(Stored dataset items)
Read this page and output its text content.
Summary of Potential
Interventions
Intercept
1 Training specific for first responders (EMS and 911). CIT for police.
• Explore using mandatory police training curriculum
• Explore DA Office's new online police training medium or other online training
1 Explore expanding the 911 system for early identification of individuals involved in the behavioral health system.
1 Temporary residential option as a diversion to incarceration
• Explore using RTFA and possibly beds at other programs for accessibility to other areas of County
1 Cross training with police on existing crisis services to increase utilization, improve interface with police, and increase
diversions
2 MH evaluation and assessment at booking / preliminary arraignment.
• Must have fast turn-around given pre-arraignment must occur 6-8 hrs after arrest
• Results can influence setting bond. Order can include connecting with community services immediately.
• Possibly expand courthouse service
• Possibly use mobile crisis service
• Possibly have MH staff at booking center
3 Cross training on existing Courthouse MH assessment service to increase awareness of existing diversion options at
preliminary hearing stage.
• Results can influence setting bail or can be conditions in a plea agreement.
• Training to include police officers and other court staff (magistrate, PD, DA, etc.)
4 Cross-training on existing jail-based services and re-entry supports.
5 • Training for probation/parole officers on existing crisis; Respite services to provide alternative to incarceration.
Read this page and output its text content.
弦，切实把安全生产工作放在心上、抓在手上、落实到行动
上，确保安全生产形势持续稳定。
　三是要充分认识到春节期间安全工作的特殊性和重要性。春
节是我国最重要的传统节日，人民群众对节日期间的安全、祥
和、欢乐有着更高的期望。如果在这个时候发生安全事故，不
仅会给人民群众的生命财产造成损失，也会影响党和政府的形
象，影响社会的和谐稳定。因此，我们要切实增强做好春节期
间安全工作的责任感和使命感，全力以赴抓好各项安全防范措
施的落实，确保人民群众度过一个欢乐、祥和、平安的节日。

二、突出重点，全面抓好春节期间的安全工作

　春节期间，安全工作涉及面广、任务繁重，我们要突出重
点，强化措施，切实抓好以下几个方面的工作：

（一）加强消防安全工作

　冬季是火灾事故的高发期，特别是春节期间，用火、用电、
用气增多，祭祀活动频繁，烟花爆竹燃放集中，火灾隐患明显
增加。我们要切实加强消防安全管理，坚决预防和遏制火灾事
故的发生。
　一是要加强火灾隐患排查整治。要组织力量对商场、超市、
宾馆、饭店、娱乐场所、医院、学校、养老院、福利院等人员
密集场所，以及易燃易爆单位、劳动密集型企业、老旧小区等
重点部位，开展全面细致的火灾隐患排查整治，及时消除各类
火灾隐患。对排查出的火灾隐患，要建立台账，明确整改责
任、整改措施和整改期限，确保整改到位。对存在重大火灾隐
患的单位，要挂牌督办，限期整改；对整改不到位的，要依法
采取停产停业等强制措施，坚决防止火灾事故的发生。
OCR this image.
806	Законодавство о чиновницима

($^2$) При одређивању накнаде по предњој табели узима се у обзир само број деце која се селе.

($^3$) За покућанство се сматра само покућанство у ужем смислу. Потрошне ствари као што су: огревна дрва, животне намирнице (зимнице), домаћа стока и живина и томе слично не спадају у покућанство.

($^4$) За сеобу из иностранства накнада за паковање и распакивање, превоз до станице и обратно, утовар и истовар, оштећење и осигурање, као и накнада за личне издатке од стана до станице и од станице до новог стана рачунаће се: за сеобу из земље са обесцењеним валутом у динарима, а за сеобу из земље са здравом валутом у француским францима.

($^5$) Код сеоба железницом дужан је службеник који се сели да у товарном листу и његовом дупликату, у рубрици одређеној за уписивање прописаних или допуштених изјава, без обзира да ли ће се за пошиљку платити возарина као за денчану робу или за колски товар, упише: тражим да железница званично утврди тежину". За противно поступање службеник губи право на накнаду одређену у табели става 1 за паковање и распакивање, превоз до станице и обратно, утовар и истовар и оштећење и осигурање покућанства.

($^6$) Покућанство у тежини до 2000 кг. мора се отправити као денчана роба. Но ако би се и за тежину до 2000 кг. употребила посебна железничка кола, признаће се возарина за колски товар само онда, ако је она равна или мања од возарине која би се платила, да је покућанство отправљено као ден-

# Work to do
Reproduce exactly the lines from the one containing "OCR this image." through the last line of the records above, including both, and nothing else.

# The output
OCR this image.
806	Законодавство о чиновницима

($^2$) При одређивању накнаде по предњој табели узима се у обзир само број деце која се селе.

($^3$) За покућанство се сматра само покућанство у ужем смислу. Потрошне ствари као што су: огревна дрва, животне намирнице (зимнице), домаћа стока и живина и томе слично не спадају у покућанство.

($^4$) За сеобу из иностранства накнада за паковање и распакивање, превоз до станице и обратно, утовар и истовар, оштећење и осигурање, као и накнада за личне издатке од стана до станице и од станице до новог стана рачунаће се: за сеобу из земље са обесцењеним валутом у динарима, а за сеобу из земље са здравом валутом у француским францима.

($^5$) Код сеоба железницом дужан је службеник који се сели да у товарном листу и његовом дупликату, у рубрици одређеној за уписивање прописаних или допуштених изјава, без обзира да ли ће се за пошиљку платити возарина као за денчану робу или за колски товар, упише: тражим да железница званично утврди тежину". За противно поступање службеник губи право на накнаду одређену у табели става 1 за паковање и распакивање, превоз до станице и обратно, утовар и истовар и оштећење и осигурање покућанства.

($^6$) Покућанство у тежини до 2000 кг. мора се отправити као денчана роба. Но ако би се и за тежину до 2000 кг. употребила посебна железничка кола, признаће се возарина за колски товар само онда, ако је она равна или мања од возарине која би се платила, да је покућанство отправљено као ден-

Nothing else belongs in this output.